§ Directive
Every line of the records must be repeated exactly; pictures stay out.

§ Data for the task
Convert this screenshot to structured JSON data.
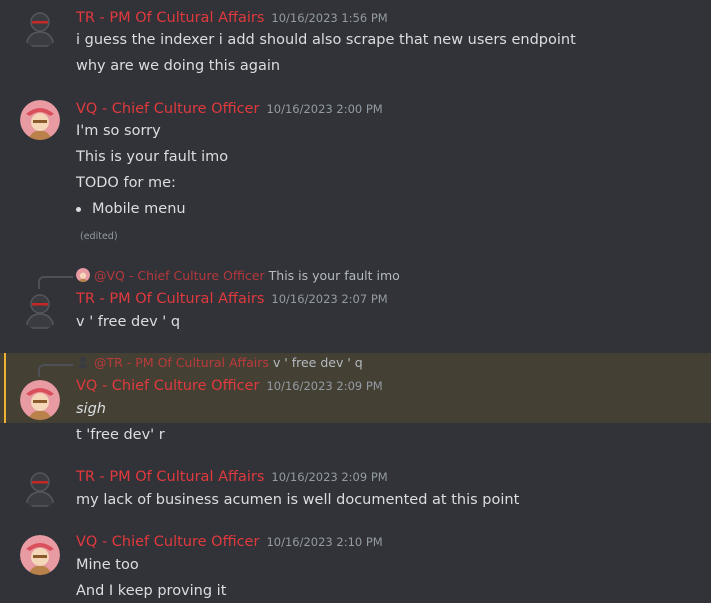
{
  "messages": [
    {
      "author": "TR - PM Of Cultural Affairs",
      "timestamp": "10/16/2023 1:56 PM",
      "lines": [
        "i guess the indexer i add should also scrape that new users endpoint",
        "why are we doing this again"
      ]
    },
    {
      "author": "VQ - Chief Culture Officer",
      "timestamp": "10/16/2023 2:00 PM",
      "lines": [
        "I'm so sorry",
        "This is your fault imo",
        "TODO for me:"
      ],
      "bullets": [
        "Mobile menu"
      ],
      "edited": "(edited)"
    },
    {
      "reply": {
        "author": "@VQ - Chief Culture Officer",
        "text": "This is your fault imo"
      },
      "author": "TR - PM Of Cultural Affairs",
      "timestamp": "10/16/2023 2:07 PM",
      "lines": [
        "v ' free dev ' q"
      ]
    },
    {
      "reply": {
        "author": "@TR - PM Of Cultural Affairs",
        "text": "v ' free dev ' q"
      },
      "author": "VQ - Chief Culture Officer",
      "timestamp": "10/16/2023 2:09 PM",
      "lines": [
        "sigh",
        "t 'free dev' r"
      ]
    },
    {
      "author": "TR - PM Of Cultural Affairs",
      "timestamp": "10/16/2023 2:09 PM",
      "lines": [
        "my lack of business acumen is well documented at this point"
      ]
    },
    {
      "author": "VQ - Chief Culture Officer",
      "timestamp": "10/16/2023 2:10 PM",
      "lines": [
        "Mine too",
        "And I keep proving it"
      ]
    }
  ],
  "colors": {
    "background": "#313338",
    "author_name": "#e0393e",
    "highlight": "#444034",
    "highlight_bar": "#f0b232"
  },
  "icons": {
    "tr_avatar": "default-user-avatar-icon",
    "vq_avatar": "anime-character-avatar-icon"
  }
}
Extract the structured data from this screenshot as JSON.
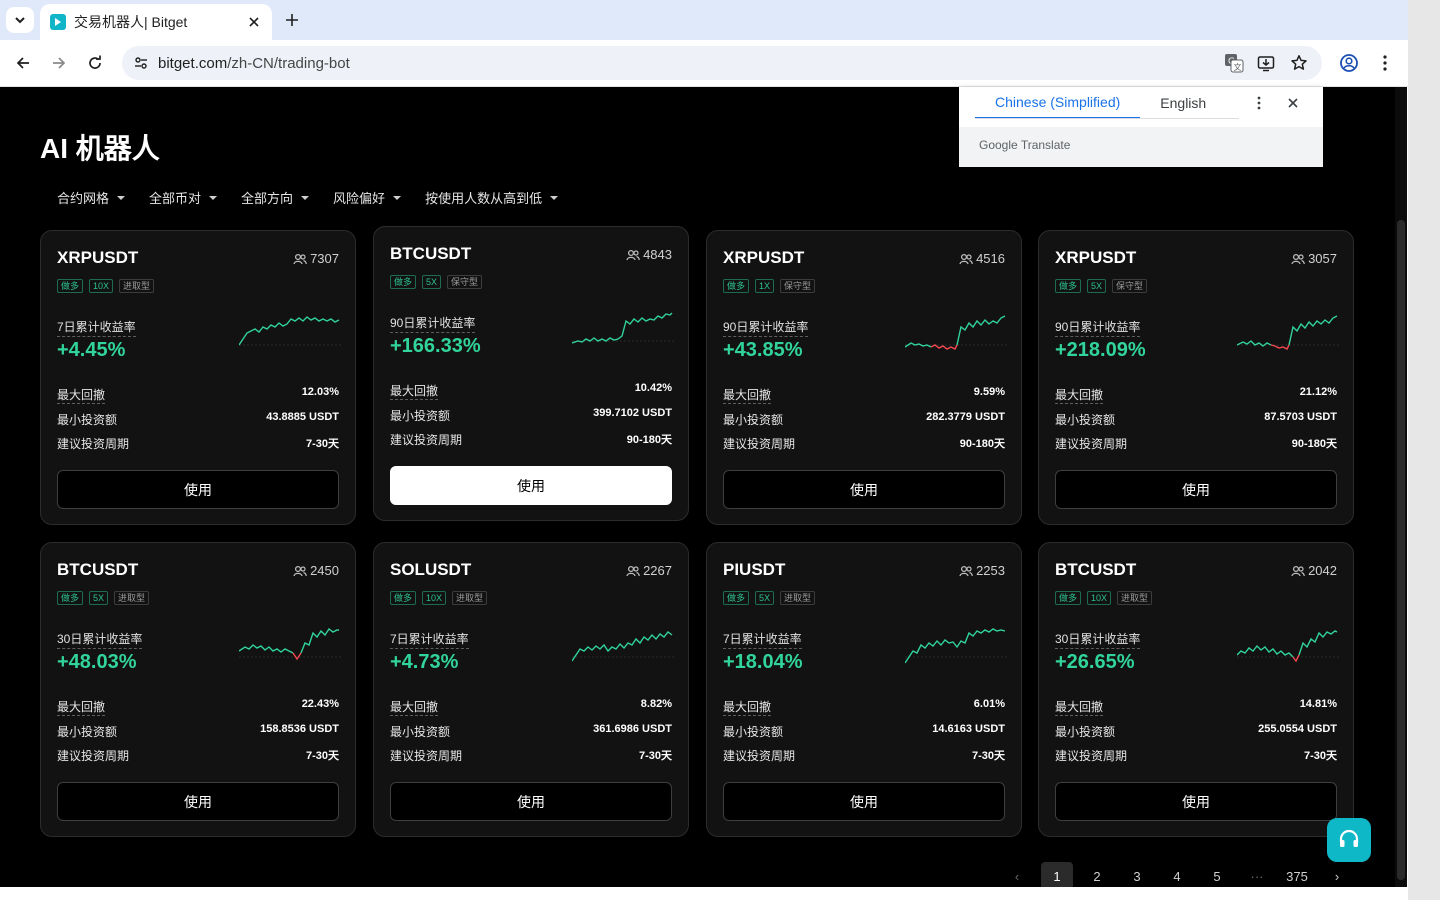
{
  "browser": {
    "tab_title": "交易机器人| Bitget",
    "url_host": "bitget.com",
    "url_path": "/zh-CN/trading-bot",
    "favicon_color": "#11b5c8"
  },
  "translate": {
    "source_lang": "Chinese (Simplified)",
    "target_lang": "English",
    "brand": "Google Translate"
  },
  "page": {
    "title": "AI 机器人",
    "filters": [
      "合约网格",
      "全部币对",
      "全部方向",
      "风险偏好",
      "按使用人数从高到低"
    ],
    "labels": {
      "max_drawdown": "最大回撤",
      "min_invest": "最小投资额",
      "period": "建议投资周期",
      "use": "使用"
    }
  },
  "cards": [
    {
      "pair": "XRPUSDT",
      "users": "7307",
      "tags": [
        "做多",
        "10X",
        "进取型"
      ],
      "roi_label": "7日累计收益率",
      "roi": "+4.45%",
      "drawdown": "12.03%",
      "min_invest": "43.8885 USDT",
      "period": "7-30天"
    },
    {
      "pair": "BTCUSDT",
      "users": "4843",
      "tags": [
        "做多",
        "5X",
        "保守型"
      ],
      "roi_label": "90日累计收益率",
      "roi": "+166.33%",
      "drawdown": "10.42%",
      "min_invest": "399.7102 USDT",
      "period": "90-180天"
    },
    {
      "pair": "XRPUSDT",
      "users": "4516",
      "tags": [
        "做多",
        "1X",
        "保守型"
      ],
      "roi_label": "90日累计收益率",
      "roi": "+43.85%",
      "drawdown": "9.59%",
      "min_invest": "282.3779 USDT",
      "period": "90-180天"
    },
    {
      "pair": "XRPUSDT",
      "users": "3057",
      "tags": [
        "做多",
        "5X",
        "保守型"
      ],
      "roi_label": "90日累计收益率",
      "roi": "+218.09%",
      "drawdown": "21.12%",
      "min_invest": "87.5703 USDT",
      "period": "90-180天"
    },
    {
      "pair": "BTCUSDT",
      "users": "2450",
      "tags": [
        "做多",
        "5X",
        "进取型"
      ],
      "roi_label": "30日累计收益率",
      "roi": "+48.03%",
      "drawdown": "22.43%",
      "min_invest": "158.8536 USDT",
      "period": "7-30天"
    },
    {
      "pair": "SOLUSDT",
      "users": "2267",
      "tags": [
        "做多",
        "10X",
        "进取型"
      ],
      "roi_label": "7日累计收益率",
      "roi": "+4.73%",
      "drawdown": "8.82%",
      "min_invest": "361.6986 USDT",
      "period": "7-30天"
    },
    {
      "pair": "PIUSDT",
      "users": "2253",
      "tags": [
        "做多",
        "5X",
        "进取型"
      ],
      "roi_label": "7日累计收益率",
      "roi": "+18.04%",
      "drawdown": "6.01%",
      "min_invest": "14.6163 USDT",
      "period": "7-30天"
    },
    {
      "pair": "BTCUSDT",
      "users": "2042",
      "tags": [
        "做多",
        "10X",
        "进取型"
      ],
      "roi_label": "30日累计收益率",
      "roi": "+26.65%",
      "drawdown": "14.81%",
      "min_invest": "255.0554 USDT",
      "period": "7-30天"
    }
  ],
  "pagination": {
    "pages": [
      "1",
      "2",
      "3",
      "4",
      "5"
    ],
    "ellipsis": "···",
    "last": "375",
    "current": "1"
  },
  "colors": {
    "accent_green": "#31d49a",
    "loss_red": "#f5484f",
    "support": "#0fb8c6"
  }
}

§ Completed exercise
Convert this screenshot to structured JSON data.
{
  "messages": [
    {
      "author": "TR - PM Of Cultural Affairs",
      "timestamp": "10/16/2023 1:56 PM",
      "lines": [
        "i guess the indexer i add should also scrape that new users endpoint",
        "why are we doing this again"
      ]
    },
    {
      "author": "VQ - Chief Culture Officer",
      "timestamp": "10/16/2023 2:00 PM",
      "lines": [
        "I'm so sorry",
        "This is your fault imo",
        "TODO for me:"
      ],
      "bullets": [
        "Mobile menu"
      ],
      "edited": "(edited)"
    },
    {
      "reply": {
        "author": "@VQ - Chief Culture Officer",
        "text": "This is your fault imo"
      },
      "author": "TR - PM Of Cultural Affairs",
      "timestamp": "10/16/2023 2:07 PM",
      "lines": [
        "v ' free dev ' q"
      ]
    },
    {
      "reply": {
        "author": "@TR - PM Of Cultural Affairs",
        "text": "v ' free dev ' q"
      },
      "author": "VQ - Chief Culture Officer",
      "timestamp": "10/16/2023 2:09 PM",
      "lines": [
        "sigh",
        "t 'free dev' r"
      ]
    },
    {
      "author": "TR - PM Of Cultural Affairs",
      "timestamp": "10/16/2023 2:09 PM",
      "lines": [
        "my lack of business acumen is well documented at this point"
      ]
    },
    {
      "author": "VQ - Chief Culture Officer",
      "timestamp": "10/16/2023 2:10 PM",
      "lines": [
        "Mine too",
        "And I keep proving it"
      ]
    }
  ],
  "colors": {
    "background": "#313338",
    "author_name": "#e0393e",
    "highlight": "#444034",
    "highlight_bar": "#f0b232"
  },
  "icons": {
    "tr_avatar": "default-user-avatar-icon",
    "vq_avatar": "anime-character-avatar-icon"
  }
}
Extract the structured data from this screenshot as JSON.
{
  "browser": {
    "tab_title": "交易机器人| Bitget",
    "url_host": "bitget.com",
    "url_path": "/zh-CN/trading-bot",
    "favicon_color": "#11b5c8"
  },
  "translate": {
    "source_lang": "Chinese (Simplified)",
    "target_lang": "English",
    "brand": "Google Translate"
  },
  "page": {
    "title": "AI 机器人",
    "filters": [
      "合约网格",
      "全部币对",
      "全部方向",
      "风险偏好",
      "按使用人数从高到低"
    ],
    "labels": {
      "max_drawdown": "最大回撤",
      "min_invest": "最小投资额",
      "period": "建议投资周期",
      "use": "使用"
    }
  },
  "cards": [
    {
      "pair": "XRPUSDT",
      "users": "7307",
      "tags": [
        "做多",
        "10X",
        "进取型"
      ],
      "roi_label": "7日累计收益率",
      "roi": "+4.45%",
      "drawdown": "12.03%",
      "min_invest": "43.8885 USDT",
      "period": "7-30天"
    },
    {
      "pair": "BTCUSDT",
      "users": "4843",
      "tags": [
        "做多",
        "5X",
        "保守型"
      ],
      "roi_label": "90日累计收益率",
      "roi": "+166.33%",
      "drawdown": "10.42%",
      "min_invest": "399.7102 USDT",
      "period": "90-180天"
    },
    {
      "pair": "XRPUSDT",
      "users": "4516",
      "tags": [
        "做多",
        "1X",
        "保守型"
      ],
      "roi_label": "90日累计收益率",
      "roi": "+43.85%",
      "drawdown": "9.59%",
      "min_invest": "282.3779 USDT",
      "period": "90-180天"
    },
    {
      "pair": "XRPUSDT",
      "users": "3057",
      "tags": [
        "做多",
        "5X",
        "保守型"
      ],
      "roi_label": "90日累计收益率",
      "roi": "+218.09%",
      "drawdown": "21.12%",
      "min_invest": "87.5703 USDT",
      "period": "90-180天"
    },
    {
      "pair": "BTCUSDT",
      "users": "2450",
      "tags": [
        "做多",
        "5X",
        "进取型"
      ],
      "roi_label": "30日累计收益率",
      "roi": "+48.03%",
      "drawdown": "22.43%",
      "min_invest": "158.8536 USDT",
      "period": "7-30天"
    },
    {
      "pair": "SOLUSDT",
      "users": "2267",
      "tags": [
        "做多",
        "10X",
        "进取型"
      ],
      "roi_label": "7日累计收益率",
      "roi": "+4.73%",
      "drawdown": "8.82%",
      "min_invest": "361.6986 USDT",
      "period": "7-30天"
    },
    {
      "pair": "PIUSDT",
      "users": "2253",
      "tags": [
        "做多",
        "5X",
        "进取型"
      ],
      "roi_label": "7日累计收益率",
      "roi": "+18.04%",
      "drawdown": "6.01%",
      "min_invest": "14.6163 USDT",
      "period": "7-30天"
    },
    {
      "pair": "BTCUSDT",
      "users": "2042",
      "tags": [
        "做多",
        "10X",
        "进取型"
      ],
      "roi_label": "30日累计收益率",
      "roi": "+26.65%",
      "drawdown": "14.81%",
      "min_invest": "255.0554 USDT",
      "period": "7-30天"
    }
  ],
  "pagination": {
    "pages": [
      "1",
      "2",
      "3",
      "4",
      "5"
    ],
    "ellipsis": "···",
    "last": "375",
    "current": "1"
  },
  "colors": {
    "accent_green": "#31d49a",
    "loss_red": "#f5484f",
    "support": "#0fb8c6"
  }
}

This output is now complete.